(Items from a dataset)
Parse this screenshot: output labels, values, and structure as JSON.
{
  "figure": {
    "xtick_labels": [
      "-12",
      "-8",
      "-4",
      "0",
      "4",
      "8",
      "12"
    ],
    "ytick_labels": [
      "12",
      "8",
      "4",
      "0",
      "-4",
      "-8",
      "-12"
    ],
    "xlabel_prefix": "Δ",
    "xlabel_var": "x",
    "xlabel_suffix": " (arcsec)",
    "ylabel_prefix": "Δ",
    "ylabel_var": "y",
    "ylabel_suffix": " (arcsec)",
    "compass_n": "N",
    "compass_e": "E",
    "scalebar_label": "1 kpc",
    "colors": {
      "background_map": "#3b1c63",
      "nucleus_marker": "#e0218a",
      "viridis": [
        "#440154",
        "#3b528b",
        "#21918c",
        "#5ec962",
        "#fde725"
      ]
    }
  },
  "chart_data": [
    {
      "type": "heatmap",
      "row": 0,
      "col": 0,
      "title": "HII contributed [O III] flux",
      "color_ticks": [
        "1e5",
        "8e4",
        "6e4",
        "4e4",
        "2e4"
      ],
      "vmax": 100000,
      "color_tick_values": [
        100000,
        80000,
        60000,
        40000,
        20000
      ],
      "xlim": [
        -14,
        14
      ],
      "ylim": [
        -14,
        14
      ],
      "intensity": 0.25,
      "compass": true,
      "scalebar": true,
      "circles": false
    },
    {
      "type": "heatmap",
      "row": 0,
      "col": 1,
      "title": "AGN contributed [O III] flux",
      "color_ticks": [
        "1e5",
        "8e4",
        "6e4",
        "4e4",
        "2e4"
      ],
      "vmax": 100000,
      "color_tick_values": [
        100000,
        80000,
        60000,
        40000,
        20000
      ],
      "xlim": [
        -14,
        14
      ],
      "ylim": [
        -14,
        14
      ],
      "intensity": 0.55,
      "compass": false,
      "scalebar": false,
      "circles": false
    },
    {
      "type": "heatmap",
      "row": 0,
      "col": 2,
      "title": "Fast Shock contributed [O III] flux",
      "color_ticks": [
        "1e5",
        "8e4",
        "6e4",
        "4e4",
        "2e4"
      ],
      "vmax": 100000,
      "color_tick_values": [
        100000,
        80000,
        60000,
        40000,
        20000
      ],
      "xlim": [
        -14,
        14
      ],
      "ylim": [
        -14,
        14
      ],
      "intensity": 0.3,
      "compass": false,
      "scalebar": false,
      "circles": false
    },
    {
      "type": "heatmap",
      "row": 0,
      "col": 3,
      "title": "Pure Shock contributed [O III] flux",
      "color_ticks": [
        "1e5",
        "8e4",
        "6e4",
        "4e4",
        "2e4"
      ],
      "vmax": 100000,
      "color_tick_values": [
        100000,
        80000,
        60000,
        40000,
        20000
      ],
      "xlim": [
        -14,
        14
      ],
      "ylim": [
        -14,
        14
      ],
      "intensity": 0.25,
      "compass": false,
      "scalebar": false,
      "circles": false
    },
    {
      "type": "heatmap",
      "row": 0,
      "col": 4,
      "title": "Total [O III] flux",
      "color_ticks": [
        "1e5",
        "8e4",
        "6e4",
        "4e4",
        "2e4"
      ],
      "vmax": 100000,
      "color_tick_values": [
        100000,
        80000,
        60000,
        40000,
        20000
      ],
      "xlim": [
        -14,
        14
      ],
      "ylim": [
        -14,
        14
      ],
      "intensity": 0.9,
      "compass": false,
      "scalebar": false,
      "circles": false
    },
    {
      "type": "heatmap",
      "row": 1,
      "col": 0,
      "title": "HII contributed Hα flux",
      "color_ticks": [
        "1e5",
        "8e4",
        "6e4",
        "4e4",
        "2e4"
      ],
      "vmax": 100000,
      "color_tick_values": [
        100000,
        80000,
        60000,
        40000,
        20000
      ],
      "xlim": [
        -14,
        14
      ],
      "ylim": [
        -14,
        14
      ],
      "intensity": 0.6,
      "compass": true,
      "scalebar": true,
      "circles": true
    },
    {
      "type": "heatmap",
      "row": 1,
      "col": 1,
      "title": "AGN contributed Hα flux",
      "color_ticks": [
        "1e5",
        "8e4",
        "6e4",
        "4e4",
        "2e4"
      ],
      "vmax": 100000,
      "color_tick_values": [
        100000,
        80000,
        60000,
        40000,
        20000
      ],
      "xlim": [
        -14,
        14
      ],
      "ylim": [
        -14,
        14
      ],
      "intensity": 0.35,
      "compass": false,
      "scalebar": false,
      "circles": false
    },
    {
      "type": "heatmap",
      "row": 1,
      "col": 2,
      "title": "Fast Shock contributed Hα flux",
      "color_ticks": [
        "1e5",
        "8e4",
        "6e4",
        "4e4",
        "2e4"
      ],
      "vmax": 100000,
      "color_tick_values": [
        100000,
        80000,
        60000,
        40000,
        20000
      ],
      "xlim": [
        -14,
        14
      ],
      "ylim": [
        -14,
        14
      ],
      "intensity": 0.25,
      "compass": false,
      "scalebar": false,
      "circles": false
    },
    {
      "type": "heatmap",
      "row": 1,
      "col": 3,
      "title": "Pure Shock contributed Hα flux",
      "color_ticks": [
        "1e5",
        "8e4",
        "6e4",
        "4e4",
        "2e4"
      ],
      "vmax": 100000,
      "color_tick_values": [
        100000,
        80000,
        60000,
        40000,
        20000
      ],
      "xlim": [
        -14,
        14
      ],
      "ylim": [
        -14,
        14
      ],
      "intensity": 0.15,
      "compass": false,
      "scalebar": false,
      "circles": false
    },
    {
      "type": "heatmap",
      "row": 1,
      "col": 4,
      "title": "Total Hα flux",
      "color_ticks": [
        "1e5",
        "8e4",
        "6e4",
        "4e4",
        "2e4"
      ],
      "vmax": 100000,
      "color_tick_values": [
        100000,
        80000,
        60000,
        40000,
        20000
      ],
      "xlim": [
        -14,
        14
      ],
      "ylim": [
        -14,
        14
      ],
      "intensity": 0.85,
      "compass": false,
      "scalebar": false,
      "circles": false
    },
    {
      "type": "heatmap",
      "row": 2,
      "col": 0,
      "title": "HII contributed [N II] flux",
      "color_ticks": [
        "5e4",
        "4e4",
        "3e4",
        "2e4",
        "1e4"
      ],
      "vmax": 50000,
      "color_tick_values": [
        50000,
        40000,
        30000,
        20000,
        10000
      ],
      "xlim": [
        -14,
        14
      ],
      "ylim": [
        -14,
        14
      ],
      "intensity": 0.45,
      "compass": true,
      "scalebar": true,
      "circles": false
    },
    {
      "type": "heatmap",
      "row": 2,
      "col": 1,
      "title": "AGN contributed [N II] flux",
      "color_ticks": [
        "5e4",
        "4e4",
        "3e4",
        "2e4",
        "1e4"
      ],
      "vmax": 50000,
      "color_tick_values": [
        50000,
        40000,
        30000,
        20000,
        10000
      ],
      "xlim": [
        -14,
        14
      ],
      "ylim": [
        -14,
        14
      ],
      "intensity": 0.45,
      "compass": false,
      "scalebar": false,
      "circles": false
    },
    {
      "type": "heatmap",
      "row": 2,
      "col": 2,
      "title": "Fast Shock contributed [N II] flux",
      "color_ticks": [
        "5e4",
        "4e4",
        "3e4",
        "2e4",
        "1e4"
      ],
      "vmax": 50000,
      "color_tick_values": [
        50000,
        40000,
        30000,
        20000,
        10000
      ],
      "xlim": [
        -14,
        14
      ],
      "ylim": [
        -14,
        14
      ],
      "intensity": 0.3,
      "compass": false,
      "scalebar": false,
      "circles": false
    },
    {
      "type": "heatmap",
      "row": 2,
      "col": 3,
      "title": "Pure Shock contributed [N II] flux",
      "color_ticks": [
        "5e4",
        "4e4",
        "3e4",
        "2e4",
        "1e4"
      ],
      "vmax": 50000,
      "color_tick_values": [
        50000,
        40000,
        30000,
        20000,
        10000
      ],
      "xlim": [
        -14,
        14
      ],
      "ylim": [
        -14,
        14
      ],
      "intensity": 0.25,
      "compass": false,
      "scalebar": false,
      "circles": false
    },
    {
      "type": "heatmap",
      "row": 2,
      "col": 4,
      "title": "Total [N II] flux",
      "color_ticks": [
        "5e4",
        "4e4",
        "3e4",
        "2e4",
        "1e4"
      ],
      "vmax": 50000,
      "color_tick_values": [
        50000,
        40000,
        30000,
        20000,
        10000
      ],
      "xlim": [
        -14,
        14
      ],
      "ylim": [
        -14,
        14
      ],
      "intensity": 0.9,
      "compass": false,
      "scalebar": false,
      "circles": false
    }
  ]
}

* **DIRECTIONS FOR THIS TASK**
In the material above, find the lines that contain "arcsec" and show them.

* **EXERCISE RESPONSE**
    "xlabel_suffix": " (arcsec)",
    "ylabel_suffix": " (arcsec)",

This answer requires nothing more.